What is required:
Scan the data. Collect each line that contains the word "Dataset".

[START OF Provided records]

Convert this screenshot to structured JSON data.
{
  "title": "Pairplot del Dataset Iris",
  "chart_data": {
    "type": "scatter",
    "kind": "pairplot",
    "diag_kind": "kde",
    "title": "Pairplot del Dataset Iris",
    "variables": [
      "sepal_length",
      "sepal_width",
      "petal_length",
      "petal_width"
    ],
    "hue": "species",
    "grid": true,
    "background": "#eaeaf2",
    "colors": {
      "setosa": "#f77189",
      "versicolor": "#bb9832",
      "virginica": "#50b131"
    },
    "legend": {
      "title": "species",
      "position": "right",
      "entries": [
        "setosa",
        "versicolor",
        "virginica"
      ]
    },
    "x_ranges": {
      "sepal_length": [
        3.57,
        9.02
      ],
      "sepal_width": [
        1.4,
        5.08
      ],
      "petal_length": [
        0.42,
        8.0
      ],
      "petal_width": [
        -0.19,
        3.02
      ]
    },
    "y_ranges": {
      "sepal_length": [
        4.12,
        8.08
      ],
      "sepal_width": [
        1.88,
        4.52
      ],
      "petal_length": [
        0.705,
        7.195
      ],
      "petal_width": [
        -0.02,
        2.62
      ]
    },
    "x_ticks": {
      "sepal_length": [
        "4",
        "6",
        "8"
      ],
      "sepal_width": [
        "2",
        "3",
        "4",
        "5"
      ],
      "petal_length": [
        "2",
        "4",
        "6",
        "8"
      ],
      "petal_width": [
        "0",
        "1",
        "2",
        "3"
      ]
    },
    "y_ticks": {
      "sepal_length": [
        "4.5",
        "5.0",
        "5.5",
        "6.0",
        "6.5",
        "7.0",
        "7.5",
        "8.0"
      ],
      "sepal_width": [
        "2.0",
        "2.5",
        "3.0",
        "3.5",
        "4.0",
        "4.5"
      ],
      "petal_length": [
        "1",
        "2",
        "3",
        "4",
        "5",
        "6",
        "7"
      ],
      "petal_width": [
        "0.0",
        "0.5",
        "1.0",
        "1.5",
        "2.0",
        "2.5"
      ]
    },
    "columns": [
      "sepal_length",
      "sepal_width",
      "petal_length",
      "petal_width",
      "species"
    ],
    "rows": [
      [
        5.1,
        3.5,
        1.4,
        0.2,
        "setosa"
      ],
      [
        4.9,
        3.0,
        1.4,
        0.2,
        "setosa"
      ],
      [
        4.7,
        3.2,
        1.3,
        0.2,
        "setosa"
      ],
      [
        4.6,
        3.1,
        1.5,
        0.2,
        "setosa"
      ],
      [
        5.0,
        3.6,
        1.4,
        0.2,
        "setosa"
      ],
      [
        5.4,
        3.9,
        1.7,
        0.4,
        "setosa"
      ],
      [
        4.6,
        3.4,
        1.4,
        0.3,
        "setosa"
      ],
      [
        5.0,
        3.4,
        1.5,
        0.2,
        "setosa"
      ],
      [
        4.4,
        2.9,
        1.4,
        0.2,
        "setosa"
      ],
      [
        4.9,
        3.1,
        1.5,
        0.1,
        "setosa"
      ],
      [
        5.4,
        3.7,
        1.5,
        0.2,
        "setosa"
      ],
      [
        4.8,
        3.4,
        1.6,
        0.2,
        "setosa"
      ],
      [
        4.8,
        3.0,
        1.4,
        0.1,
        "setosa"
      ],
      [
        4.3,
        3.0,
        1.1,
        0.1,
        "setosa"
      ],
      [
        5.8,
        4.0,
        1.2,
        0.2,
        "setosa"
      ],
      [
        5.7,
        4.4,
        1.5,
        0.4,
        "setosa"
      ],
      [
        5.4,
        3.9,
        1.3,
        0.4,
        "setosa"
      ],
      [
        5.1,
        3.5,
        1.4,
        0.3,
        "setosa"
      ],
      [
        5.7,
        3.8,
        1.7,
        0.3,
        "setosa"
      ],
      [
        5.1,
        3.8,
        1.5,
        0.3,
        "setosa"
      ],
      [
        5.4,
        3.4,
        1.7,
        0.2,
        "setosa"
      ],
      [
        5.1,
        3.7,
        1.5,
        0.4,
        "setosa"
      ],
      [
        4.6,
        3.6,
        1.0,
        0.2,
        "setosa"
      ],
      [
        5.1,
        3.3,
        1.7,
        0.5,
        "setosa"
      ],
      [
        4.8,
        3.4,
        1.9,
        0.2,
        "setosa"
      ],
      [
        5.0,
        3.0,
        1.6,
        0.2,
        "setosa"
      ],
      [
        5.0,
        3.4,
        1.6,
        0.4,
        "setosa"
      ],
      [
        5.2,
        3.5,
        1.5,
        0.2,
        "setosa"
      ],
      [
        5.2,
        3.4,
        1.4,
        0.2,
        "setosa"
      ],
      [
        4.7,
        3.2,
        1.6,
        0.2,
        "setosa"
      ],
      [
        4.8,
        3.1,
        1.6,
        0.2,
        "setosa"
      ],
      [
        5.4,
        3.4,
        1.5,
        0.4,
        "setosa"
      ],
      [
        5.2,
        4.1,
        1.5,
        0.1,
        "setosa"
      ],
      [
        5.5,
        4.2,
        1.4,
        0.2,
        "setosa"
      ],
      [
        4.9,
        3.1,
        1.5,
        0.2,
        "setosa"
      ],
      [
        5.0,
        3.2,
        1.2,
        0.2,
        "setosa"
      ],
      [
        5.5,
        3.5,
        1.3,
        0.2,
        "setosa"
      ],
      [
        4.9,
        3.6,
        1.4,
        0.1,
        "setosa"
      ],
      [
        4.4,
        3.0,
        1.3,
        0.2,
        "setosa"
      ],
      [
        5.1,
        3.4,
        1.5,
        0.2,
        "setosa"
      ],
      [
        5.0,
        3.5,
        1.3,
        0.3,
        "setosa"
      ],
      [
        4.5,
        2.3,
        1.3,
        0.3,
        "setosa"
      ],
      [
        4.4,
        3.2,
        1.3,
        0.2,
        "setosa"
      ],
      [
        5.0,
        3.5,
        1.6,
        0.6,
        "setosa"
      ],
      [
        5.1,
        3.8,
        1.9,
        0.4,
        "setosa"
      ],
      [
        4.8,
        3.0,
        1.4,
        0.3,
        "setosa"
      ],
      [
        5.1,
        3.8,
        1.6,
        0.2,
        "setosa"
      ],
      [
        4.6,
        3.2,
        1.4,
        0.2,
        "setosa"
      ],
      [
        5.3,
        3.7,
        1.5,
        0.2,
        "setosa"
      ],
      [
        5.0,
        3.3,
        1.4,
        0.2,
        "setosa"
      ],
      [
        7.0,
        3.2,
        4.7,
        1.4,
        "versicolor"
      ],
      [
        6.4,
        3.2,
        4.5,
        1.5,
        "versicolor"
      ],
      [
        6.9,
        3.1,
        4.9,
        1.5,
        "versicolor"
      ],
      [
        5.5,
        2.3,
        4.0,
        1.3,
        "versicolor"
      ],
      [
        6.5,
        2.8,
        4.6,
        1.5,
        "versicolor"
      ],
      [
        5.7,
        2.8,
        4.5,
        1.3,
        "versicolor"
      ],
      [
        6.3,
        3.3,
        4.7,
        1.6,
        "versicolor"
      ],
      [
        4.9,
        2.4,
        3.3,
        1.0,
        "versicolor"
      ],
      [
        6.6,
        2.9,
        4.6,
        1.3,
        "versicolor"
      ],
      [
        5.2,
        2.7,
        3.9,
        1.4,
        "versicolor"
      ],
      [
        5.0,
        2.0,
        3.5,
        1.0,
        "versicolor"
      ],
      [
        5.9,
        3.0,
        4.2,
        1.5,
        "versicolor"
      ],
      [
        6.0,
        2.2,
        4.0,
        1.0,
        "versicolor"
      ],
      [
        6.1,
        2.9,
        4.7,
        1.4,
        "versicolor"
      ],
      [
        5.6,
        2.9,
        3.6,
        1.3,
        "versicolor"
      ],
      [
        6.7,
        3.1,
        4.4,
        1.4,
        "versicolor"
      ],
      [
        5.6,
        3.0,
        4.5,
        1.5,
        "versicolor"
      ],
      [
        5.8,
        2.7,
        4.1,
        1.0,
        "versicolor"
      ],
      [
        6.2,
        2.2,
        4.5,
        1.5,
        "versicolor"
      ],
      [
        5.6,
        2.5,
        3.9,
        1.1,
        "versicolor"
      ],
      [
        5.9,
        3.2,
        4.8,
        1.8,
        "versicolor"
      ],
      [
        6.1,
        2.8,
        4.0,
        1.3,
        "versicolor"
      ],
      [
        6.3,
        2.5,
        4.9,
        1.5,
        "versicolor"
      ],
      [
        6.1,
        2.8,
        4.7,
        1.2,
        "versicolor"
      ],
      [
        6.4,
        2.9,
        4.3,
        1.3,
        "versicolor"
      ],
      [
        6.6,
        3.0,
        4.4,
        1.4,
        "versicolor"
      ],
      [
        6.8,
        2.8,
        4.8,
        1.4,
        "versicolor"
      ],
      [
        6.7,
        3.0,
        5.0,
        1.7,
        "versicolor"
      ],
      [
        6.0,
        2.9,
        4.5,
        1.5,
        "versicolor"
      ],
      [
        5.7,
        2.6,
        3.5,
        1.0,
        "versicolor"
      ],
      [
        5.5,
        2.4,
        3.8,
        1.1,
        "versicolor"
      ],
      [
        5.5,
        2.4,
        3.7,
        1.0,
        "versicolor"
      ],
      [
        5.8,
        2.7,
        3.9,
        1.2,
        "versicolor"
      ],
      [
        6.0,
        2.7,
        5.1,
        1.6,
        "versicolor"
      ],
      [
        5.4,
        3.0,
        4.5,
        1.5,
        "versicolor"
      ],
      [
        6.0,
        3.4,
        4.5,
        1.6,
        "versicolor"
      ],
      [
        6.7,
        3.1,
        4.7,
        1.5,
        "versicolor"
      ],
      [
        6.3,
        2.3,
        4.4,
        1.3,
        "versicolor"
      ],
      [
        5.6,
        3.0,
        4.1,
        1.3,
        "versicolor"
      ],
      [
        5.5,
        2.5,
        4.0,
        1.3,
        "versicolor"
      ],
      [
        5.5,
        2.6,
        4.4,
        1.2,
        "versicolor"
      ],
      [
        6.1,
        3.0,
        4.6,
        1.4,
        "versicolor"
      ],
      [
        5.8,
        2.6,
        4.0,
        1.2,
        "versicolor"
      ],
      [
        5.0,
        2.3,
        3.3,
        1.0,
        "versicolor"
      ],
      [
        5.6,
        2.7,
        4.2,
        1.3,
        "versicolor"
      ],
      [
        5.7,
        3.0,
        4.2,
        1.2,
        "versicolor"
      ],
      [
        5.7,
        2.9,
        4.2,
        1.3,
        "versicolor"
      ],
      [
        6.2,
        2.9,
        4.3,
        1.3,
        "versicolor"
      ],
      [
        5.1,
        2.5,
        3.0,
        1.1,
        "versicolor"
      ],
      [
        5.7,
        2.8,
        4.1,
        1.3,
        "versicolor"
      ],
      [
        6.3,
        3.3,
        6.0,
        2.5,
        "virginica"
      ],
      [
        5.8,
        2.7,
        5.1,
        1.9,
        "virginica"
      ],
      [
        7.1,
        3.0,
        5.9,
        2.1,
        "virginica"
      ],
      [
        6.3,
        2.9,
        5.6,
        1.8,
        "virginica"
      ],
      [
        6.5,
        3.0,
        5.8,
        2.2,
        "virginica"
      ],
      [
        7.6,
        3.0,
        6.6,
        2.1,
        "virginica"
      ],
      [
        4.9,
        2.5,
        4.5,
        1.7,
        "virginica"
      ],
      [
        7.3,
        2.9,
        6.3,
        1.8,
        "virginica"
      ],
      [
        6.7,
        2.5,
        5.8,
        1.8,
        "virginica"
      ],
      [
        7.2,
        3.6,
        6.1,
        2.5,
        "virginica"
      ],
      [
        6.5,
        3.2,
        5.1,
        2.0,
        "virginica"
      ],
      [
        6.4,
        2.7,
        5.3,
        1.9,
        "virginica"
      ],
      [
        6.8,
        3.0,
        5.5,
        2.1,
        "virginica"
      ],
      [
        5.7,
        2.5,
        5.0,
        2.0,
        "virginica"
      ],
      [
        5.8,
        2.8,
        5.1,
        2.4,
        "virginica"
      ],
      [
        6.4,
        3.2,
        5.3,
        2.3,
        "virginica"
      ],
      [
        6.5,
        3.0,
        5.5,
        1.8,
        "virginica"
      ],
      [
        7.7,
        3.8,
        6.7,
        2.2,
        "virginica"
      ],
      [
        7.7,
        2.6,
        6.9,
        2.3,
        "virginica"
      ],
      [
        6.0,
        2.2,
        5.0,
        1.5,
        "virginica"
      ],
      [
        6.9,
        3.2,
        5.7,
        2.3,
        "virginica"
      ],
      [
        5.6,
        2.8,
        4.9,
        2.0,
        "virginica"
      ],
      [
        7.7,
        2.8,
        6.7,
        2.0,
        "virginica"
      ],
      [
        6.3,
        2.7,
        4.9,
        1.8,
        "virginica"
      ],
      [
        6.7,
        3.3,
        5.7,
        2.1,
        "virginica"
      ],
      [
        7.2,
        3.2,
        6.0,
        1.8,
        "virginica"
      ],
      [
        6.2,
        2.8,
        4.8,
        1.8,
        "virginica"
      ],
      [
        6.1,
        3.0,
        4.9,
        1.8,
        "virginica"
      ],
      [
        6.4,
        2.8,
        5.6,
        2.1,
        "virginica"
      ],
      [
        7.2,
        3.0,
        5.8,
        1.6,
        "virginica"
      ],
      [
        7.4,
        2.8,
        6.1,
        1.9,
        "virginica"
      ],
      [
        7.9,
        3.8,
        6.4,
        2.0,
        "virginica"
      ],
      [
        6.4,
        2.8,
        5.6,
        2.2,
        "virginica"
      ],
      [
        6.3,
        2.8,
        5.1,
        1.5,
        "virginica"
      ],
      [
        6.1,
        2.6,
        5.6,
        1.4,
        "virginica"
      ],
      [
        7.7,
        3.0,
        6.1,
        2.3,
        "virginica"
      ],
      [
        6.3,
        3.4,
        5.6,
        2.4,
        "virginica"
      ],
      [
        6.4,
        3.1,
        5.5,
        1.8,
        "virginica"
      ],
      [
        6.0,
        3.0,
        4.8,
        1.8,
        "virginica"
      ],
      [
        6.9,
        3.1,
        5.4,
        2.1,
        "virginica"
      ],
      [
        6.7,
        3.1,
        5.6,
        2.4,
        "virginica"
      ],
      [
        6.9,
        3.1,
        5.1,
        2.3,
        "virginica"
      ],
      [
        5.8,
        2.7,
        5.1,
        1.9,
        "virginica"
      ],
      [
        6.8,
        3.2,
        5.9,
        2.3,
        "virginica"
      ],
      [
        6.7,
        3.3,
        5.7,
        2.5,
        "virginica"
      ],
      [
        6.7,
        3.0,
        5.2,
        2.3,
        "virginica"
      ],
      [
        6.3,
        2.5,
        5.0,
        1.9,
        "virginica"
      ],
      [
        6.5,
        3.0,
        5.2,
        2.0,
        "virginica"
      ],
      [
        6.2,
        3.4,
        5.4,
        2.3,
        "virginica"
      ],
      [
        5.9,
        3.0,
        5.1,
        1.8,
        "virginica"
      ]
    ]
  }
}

[END OF Provided records]

Problem solution:
  "title": "Pairplot del Dataset Iris",
    "title": "Pairplot del Dataset Iris",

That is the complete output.